Collected data:
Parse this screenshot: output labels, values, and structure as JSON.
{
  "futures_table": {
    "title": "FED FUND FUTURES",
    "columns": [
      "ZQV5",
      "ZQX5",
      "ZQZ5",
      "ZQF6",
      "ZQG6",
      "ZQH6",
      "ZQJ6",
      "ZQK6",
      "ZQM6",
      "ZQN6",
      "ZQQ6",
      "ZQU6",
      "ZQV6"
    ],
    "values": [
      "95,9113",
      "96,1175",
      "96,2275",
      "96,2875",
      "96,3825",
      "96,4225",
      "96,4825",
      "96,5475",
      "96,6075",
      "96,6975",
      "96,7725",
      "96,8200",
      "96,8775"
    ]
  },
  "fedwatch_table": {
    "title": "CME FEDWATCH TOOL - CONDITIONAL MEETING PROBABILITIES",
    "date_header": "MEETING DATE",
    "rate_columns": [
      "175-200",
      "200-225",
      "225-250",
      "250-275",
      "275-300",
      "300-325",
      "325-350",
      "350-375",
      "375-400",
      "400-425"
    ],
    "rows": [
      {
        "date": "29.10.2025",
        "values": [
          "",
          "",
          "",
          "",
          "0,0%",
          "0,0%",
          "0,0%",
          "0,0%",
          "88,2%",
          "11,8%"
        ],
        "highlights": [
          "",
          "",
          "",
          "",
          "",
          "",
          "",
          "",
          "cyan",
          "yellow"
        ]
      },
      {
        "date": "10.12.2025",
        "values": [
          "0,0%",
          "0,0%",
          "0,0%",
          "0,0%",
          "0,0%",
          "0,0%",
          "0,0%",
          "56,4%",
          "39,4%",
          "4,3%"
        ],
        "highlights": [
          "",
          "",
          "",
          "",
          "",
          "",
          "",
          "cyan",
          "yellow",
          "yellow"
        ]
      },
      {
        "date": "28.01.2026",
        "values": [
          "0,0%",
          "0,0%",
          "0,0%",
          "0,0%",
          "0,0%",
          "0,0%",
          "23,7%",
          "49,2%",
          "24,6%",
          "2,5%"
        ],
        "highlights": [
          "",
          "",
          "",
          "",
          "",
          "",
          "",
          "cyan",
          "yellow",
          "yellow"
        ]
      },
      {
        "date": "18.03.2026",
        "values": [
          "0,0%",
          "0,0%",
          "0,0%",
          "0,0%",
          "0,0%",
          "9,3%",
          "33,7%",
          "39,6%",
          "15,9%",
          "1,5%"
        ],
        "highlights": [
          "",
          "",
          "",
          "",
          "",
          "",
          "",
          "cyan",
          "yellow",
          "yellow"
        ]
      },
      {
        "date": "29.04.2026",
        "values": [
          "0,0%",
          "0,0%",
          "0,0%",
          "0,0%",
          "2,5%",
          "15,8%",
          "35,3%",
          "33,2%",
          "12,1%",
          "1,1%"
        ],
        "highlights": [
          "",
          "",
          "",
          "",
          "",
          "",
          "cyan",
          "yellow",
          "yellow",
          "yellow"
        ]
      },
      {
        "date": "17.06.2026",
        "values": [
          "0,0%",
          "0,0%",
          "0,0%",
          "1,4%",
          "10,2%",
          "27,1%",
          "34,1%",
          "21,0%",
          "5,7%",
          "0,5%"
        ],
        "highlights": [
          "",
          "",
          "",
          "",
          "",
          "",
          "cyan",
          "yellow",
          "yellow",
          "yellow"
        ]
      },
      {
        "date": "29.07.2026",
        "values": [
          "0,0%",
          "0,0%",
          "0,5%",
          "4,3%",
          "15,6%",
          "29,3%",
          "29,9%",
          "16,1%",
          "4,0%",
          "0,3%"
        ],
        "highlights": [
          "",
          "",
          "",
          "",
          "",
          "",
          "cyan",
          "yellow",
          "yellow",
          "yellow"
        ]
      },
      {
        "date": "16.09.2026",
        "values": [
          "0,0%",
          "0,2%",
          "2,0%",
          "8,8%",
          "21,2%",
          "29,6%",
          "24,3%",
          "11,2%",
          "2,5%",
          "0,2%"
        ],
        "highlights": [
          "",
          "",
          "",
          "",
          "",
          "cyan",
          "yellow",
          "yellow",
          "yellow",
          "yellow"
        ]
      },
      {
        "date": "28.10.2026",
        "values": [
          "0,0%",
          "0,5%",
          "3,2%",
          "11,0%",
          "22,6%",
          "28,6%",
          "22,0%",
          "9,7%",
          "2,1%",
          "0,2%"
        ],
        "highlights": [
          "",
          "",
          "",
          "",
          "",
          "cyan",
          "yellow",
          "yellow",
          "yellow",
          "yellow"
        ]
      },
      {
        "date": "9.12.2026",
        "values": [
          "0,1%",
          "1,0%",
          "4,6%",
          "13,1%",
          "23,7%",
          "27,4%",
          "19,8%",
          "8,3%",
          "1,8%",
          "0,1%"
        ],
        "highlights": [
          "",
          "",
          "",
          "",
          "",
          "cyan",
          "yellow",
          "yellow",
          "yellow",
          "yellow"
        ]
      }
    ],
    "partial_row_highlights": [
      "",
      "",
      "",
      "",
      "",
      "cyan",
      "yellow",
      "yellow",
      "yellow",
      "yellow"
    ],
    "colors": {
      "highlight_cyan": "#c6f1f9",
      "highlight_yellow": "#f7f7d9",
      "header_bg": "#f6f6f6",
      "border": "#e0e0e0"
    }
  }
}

### Goal of the exercise
Wherever the string "title" appears in the entries above, list that line.

### Exercise response
    "title": "FED FUND FUTURES",
    "title": "CME FEDWATCH TOOL - CONDITIONAL MEETING PROBABILITIES",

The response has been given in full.